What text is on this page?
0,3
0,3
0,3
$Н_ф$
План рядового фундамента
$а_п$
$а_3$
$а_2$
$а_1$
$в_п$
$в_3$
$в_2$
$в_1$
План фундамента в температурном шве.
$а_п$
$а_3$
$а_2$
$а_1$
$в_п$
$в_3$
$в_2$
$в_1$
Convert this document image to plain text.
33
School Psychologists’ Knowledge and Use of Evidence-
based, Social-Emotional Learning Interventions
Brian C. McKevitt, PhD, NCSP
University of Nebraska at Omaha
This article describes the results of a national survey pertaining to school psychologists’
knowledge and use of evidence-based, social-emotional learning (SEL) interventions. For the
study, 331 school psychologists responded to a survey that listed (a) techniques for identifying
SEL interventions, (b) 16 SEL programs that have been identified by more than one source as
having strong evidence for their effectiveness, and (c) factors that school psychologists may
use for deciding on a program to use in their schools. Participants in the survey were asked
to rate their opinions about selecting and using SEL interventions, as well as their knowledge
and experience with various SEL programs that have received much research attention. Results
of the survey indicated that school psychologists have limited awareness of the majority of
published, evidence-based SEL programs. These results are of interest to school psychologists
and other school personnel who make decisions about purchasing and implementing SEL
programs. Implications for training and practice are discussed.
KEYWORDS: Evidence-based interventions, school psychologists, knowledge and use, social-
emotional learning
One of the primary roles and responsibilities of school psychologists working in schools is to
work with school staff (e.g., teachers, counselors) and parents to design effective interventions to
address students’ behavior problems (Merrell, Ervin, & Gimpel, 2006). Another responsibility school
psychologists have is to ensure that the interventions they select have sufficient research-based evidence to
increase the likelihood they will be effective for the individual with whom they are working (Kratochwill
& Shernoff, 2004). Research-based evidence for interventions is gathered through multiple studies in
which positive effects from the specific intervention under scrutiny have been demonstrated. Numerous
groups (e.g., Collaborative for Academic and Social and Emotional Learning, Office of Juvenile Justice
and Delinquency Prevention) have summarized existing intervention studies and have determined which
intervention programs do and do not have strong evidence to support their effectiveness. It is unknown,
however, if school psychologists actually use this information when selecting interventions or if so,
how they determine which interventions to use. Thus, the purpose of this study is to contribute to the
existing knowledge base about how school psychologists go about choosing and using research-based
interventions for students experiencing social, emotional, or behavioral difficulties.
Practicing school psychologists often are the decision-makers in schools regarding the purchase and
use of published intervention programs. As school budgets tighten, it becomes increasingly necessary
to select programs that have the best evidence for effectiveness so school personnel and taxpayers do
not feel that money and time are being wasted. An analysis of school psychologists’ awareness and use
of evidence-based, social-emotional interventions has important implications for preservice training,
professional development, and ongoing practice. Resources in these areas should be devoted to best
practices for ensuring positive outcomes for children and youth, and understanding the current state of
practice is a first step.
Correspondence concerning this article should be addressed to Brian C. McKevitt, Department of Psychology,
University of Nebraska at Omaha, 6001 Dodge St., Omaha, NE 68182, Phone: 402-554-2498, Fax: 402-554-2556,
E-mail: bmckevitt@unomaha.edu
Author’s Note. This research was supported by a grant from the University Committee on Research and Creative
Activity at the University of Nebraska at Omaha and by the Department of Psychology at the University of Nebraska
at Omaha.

● ● ● ●

● **YOUR INSTRUCTIONS**
Going through the records above, state how many lines carry "survey", with no other text.

● **THE COMPLETED TASK**
4